-------- Dataset excerpts

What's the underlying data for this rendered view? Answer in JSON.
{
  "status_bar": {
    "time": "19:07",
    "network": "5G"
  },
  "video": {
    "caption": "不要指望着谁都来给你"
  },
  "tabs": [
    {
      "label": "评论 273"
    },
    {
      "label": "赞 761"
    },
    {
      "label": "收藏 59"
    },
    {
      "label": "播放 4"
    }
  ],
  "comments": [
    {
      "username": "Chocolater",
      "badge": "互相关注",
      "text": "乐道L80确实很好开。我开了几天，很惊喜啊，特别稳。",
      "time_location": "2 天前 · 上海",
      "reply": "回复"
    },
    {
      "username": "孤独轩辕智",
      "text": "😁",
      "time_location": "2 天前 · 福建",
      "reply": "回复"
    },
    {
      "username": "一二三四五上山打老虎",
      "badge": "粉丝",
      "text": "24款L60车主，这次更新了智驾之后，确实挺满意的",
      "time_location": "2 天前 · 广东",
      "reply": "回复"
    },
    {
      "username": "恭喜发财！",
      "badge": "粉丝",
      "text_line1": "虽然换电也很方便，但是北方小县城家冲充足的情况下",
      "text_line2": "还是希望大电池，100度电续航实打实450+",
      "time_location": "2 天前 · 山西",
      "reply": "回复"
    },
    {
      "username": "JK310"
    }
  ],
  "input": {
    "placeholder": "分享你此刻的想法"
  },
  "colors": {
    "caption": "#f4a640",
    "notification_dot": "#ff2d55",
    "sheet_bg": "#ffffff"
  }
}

----------------

Given request:
Your task is to repeat the data exactly, with nothing left out.

Task response:
What's the underlying data for this rendered view? Answer in JSON.
{
  "status_bar": {
    "time": "19:07",
    "network": "5G"
  },
  "video": {
    "caption": "不要指望着谁都来给你"
  },
  "tabs": [
    {
      "label": "评论 273"
    },
    {
      "label": "赞 761"
    },
    {
      "label": "收藏 59"
    },
    {
      "label": "播放 4"
    }
  ],
  "comments": [
    {
      "username": "Chocolater",
      "badge": "互相关注",
      "text": "乐道L80确实很好开。我开了几天，很惊喜啊，特别稳。",
      "time_location": "2 天前 · 上海",
      "reply": "回复"
    },
    {
      "username": "孤独轩辕智",
      "text": "😁",
      "time_location": "2 天前 · 福建",
      "reply": "回复"
    },
    {
      "username": "一二三四五上山打老虎",
      "badge": "粉丝",
      "text": "24款L60车主，这次更新了智驾之后，确实挺满意的",
      "time_location": "2 天前 · 广东",
      "reply": "回复"
    },
    {
      "username": "恭喜发财！",
      "badge": "粉丝",
      "text_line1": "虽然换电也很方便，但是北方小县城家冲充足的情况下",
      "text_line2": "还是希望大电池，100度电续航实打实450+",
      "time_location": "2 天前 · 山西",
      "reply": "回复"
    },
    {
      "username": "JK310"
    }
  ],
  "input": {
    "placeholder": "分享你此刻的想法"
  },
  "colors": {
    "caption": "#f4a640",
    "notification_dot": "#ff2d55",
    "sheet_bg": "#ffffff"
  }
}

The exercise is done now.